Task to carry out >>
Reproduce all entries precisely, down to the last character.

★ ★ ★ ★ ★ ★ ★

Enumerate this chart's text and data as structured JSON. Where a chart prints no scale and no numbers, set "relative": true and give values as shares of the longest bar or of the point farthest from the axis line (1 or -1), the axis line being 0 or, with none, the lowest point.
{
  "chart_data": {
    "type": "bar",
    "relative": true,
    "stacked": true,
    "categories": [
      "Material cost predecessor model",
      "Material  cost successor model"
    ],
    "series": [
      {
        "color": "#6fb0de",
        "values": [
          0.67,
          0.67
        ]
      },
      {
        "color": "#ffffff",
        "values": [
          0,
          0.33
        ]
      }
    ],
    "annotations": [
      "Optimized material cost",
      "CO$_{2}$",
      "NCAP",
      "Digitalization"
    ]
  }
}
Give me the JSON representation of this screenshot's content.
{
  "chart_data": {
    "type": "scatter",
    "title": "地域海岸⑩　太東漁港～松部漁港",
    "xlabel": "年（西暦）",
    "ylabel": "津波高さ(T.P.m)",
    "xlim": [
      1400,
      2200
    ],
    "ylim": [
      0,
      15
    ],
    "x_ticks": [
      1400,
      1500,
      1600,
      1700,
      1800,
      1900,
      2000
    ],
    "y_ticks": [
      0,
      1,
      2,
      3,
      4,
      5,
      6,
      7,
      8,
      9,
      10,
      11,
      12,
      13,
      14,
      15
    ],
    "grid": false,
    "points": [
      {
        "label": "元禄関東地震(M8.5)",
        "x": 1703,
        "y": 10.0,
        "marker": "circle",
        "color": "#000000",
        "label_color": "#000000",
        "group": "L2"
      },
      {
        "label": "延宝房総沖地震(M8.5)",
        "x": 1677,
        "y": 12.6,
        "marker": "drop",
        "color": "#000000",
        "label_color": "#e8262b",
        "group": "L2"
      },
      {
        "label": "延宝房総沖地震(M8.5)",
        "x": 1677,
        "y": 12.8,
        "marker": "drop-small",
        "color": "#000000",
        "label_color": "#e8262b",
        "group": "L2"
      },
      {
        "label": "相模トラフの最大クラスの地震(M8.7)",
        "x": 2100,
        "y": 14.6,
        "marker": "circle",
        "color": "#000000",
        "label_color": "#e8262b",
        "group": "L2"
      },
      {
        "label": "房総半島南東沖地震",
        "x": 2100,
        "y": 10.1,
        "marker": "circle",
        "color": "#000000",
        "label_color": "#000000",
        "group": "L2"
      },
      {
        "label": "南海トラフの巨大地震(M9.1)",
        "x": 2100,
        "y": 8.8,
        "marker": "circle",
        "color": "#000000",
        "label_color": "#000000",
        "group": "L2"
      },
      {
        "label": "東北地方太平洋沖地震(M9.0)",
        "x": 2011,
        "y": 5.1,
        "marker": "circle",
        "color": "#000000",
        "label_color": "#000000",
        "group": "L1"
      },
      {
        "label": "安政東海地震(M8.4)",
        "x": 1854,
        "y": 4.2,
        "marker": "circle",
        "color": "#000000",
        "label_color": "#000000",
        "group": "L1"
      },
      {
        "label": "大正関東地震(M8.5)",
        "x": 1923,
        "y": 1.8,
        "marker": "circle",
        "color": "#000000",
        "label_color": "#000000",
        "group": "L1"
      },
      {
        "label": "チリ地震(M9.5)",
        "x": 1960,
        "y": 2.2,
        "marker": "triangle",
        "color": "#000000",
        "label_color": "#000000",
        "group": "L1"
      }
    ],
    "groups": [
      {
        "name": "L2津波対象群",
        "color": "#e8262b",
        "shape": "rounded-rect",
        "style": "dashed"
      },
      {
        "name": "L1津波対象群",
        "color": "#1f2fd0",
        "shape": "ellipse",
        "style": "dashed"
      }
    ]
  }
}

★ ★ ★ ★ ★ ★ ★

Response >>
Enumerate this chart's text and data as structured JSON. Where a chart prints no scale and no numbers, set "relative": true and give values as shares of the longest bar or of the point farthest from the axis line (1 or -1), the axis line being 0 or, with none, the lowest point.
{
  "chart_data": {
    "type": "bar",
    "relative": true,
    "stacked": true,
    "categories": [
      "Material cost predecessor model",
      "Material  cost successor model"
    ],
    "series": [
      {
        "color": "#6fb0de",
        "values": [
          0.67,
          0.67
        ]
      },
      {
        "color": "#ffffff",
        "values": [
          0,
          0.33
        ]
      }
    ],
    "annotations": [
      "Optimized material cost",
      "CO$_{2}$",
      "NCAP",
      "Digitalization"
    ]
  }
}
Give me the JSON representation of this screenshot's content.
{
  "chart_data": {
    "type": "scatter",
    "title": "地域海岸⑩　太東漁港～松部漁港",
    "xlabel": "年（西暦）",
    "ylabel": "津波高さ(T.P.m)",
    "xlim": [
      1400,
      2200
    ],
    "ylim": [
      0,
      15
    ],
    "x_ticks": [
      1400,
      1500,
      1600,
      1700,
      1800,
      1900,
      2000
    ],
    "y_ticks": [
      0,
      1,
      2,
      3,
      4,
      5,
      6,
      7,
      8,
      9,
      10,
      11,
      12,
      13,
      14,
      15
    ],
    "grid": false,
    "points": [
      {
        "label": "元禄関東地震(M8.5)",
        "x": 1703,
        "y": 10.0,
        "marker": "circle",
        "color": "#000000",
        "label_color": "#000000",
        "group": "L2"
      },
      {
        "label": "延宝房総沖地震(M8.5)",
        "x": 1677,
        "y": 12.6,
        "marker": "drop",
        "color": "#000000",
        "label_color": "#e8262b",
        "group": "L2"
      },
      {
        "label": "延宝房総沖地震(M8.5)",
        "x": 1677,
        "y": 12.8,
        "marker": "drop-small",
        "color": "#000000",
        "label_color": "#e8262b",
        "group": "L2"
      },
      {
        "label": "相模トラフの最大クラスの地震(M8.7)",
        "x": 2100,
        "y": 14.6,
        "marker": "circle",
        "color": "#000000",
        "label_color": "#e8262b",
        "group": "L2"
      },
      {
        "label": "房総半島南東沖地震",
        "x": 2100,
        "y": 10.1,
        "marker": "circle",
        "color": "#000000",
        "label_color": "#000000",
        "group": "L2"
      },
      {
        "label": "南海トラフの巨大地震(M9.1)",
        "x": 2100,
        "y": 8.8,
        "marker": "circle",
        "color": "#000000",
        "label_color": "#000000",
        "group": "L2"
      },
      {
        "label": "東北地方太平洋沖地震(M9.0)",
        "x": 2011,
        "y": 5.1,
        "marker": "circle",
        "color": "#000000",
        "label_color": "#000000",
        "group": "L1"
      },
      {
        "label": "安政東海地震(M8.4)",
        "x": 1854,
        "y": 4.2,
        "marker": "circle",
        "color": "#000000",
        "label_color": "#000000",
        "group": "L1"
      },
      {
        "label": "大正関東地震(M8.5)",
        "x": 1923,
        "y": 1.8,
        "marker": "circle",
        "color": "#000000",
        "label_color": "#000000",
        "group": "L1"
      },
      {
        "label": "チリ地震(M9.5)",
        "x": 1960,
        "y": 2.2,
        "marker": "triangle",
        "color": "#000000",
        "label_color": "#000000",
        "group": "L1"
      }
    ],
    "groups": [
      {
        "name": "L2津波対象群",
        "color": "#e8262b",
        "shape": "rounded-rect",
        "style": "dashed"
      },
      {
        "name": "L1津波対象群",
        "color": "#1f2fd0",
        "shape": "ellipse",
        "style": "dashed"
      }
    ]
  }
}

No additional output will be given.